▶ What this task involves
Return the listing word for word, as given.

Collected data entries
____
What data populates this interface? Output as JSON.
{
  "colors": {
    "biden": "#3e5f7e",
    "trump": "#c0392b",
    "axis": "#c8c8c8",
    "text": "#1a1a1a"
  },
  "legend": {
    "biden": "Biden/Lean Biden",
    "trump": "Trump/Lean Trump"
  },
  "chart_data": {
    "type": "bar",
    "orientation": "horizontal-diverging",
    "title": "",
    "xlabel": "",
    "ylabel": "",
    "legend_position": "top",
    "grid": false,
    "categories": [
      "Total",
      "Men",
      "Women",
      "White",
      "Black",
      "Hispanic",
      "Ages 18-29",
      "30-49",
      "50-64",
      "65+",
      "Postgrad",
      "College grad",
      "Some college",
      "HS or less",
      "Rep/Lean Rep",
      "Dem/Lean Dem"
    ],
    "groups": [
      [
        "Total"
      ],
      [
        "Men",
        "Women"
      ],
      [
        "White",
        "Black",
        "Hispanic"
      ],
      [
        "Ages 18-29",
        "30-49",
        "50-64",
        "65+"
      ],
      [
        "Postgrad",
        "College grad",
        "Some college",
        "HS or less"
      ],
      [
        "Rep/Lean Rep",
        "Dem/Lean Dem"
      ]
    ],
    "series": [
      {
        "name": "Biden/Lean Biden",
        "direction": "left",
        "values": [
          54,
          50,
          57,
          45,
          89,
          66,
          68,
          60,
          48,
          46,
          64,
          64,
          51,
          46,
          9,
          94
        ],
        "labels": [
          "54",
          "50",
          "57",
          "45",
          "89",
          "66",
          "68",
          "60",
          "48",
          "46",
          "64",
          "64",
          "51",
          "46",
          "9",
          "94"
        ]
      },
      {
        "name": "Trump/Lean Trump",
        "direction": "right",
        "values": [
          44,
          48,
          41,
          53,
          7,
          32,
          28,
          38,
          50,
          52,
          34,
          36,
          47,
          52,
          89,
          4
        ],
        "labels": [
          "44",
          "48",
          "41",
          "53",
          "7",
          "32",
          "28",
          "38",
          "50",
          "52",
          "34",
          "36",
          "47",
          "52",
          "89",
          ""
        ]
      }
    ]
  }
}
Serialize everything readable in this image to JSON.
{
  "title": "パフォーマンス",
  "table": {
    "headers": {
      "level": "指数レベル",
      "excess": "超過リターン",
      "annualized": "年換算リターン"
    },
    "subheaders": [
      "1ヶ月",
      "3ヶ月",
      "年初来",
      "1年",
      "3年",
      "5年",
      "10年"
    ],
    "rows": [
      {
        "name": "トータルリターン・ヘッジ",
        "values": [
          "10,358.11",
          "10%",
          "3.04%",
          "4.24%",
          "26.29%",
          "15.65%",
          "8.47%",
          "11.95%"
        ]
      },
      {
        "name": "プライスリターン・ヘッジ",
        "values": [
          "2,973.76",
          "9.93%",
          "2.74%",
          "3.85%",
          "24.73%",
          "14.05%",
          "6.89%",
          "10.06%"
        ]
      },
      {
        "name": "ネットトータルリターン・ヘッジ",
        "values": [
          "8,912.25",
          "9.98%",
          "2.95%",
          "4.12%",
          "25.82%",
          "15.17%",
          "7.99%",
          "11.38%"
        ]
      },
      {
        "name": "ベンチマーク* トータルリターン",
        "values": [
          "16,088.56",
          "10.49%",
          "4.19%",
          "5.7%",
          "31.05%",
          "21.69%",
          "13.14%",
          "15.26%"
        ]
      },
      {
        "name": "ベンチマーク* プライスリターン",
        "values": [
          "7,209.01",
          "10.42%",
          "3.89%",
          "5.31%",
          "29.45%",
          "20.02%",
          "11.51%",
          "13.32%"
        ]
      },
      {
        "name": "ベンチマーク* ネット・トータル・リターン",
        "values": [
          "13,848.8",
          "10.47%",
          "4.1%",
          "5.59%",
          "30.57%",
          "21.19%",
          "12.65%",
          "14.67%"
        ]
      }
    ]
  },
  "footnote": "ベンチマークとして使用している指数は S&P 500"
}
____
▶ Result below
What data populates this interface? Output as JSON.
{
  "colors": {
    "biden": "#3e5f7e",
    "trump": "#c0392b",
    "axis": "#c8c8c8",
    "text": "#1a1a1a"
  },
  "legend": {
    "biden": "Biden/Lean Biden",
    "trump": "Trump/Lean Trump"
  },
  "chart_data": {
    "type": "bar",
    "orientation": "horizontal-diverging",
    "title": "",
    "xlabel": "",
    "ylabel": "",
    "legend_position": "top",
    "grid": false,
    "categories": [
      "Total",
      "Men",
      "Women",
      "White",
      "Black",
      "Hispanic",
      "Ages 18-29",
      "30-49",
      "50-64",
      "65+",
      "Postgrad",
      "College grad",
      "Some college",
      "HS or less",
      "Rep/Lean Rep",
      "Dem/Lean Dem"
    ],
    "groups": [
      [
        "Total"
      ],
      [
        "Men",
        "Women"
      ],
      [
        "White",
        "Black",
        "Hispanic"
      ],
      [
        "Ages 18-29",
        "30-49",
        "50-64",
        "65+"
      ],
      [
        "Postgrad",
        "College grad",
        "Some college",
        "HS or less"
      ],
      [
        "Rep/Lean Rep",
        "Dem/Lean Dem"
      ]
    ],
    "series": [
      {
        "name": "Biden/Lean Biden",
        "direction": "left",
        "values": [
          54,
          50,
          57,
          45,
          89,
          66,
          68,
          60,
          48,
          46,
          64,
          64,
          51,
          46,
          9,
          94
        ],
        "labels": [
          "54",
          "50",
          "57",
          "45",
          "89",
          "66",
          "68",
          "60",
          "48",
          "46",
          "64",
          "64",
          "51",
          "46",
          "9",
          "94"
        ]
      },
      {
        "name": "Trump/Lean Trump",
        "direction": "right",
        "values": [
          44,
          48,
          41,
          53,
          7,
          32,
          28,
          38,
          50,
          52,
          34,
          36,
          47,
          52,
          89,
          4
        ],
        "labels": [
          "44",
          "48",
          "41",
          "53",
          "7",
          "32",
          "28",
          "38",
          "50",
          "52",
          "34",
          "36",
          "47",
          "52",
          "89",
          ""
        ]
      }
    ]
  }
}
Serialize everything readable in this image to JSON.
{
  "title": "パフォーマンス",
  "table": {
    "headers": {
      "level": "指数レベル",
      "excess": "超過リターン",
      "annualized": "年換算リターン"
    },
    "subheaders": [
      "1ヶ月",
      "3ヶ月",
      "年初来",
      "1年",
      "3年",
      "5年",
      "10年"
    ],
    "rows": [
      {
        "name": "トータルリターン・ヘッジ",
        "values": [
          "10,358.11",
          "10%",
          "3.04%",
          "4.24%",
          "26.29%",
          "15.65%",
          "8.47%",
          "11.95%"
        ]
      },
      {
        "name": "プライスリターン・ヘッジ",
        "values": [
          "2,973.76",
          "9.93%",
          "2.74%",
          "3.85%",
          "24.73%",
          "14.05%",
          "6.89%",
          "10.06%"
        ]
      },
      {
        "name": "ネットトータルリターン・ヘッジ",
        "values": [
          "8,912.25",
          "9.98%",
          "2.95%",
          "4.12%",
          "25.82%",
          "15.17%",
          "7.99%",
          "11.38%"
        ]
      },
      {
        "name": "ベンチマーク* トータルリターン",
        "values": [
          "16,088.56",
          "10.49%",
          "4.19%",
          "5.7%",
          "31.05%",
          "21.69%",
          "13.14%",
          "15.26%"
        ]
      },
      {
        "name": "ベンチマーク* プライスリターン",
        "values": [
          "7,209.01",
          "10.42%",
          "3.89%",
          "5.31%",
          "29.45%",
          "20.02%",
          "11.51%",
          "13.32%"
        ]
      },
      {
        "name": "ベンチマーク* ネット・トータル・リターン",
        "values": [
          "13,848.8",
          "10.47%",
          "4.1%",
          "5.59%",
          "30.57%",
          "21.19%",
          "12.65%",
          "14.67%"
        ]
      }
    ]
  },
  "footnote": "ベンチマークとして使用している指数は S&P 500"
}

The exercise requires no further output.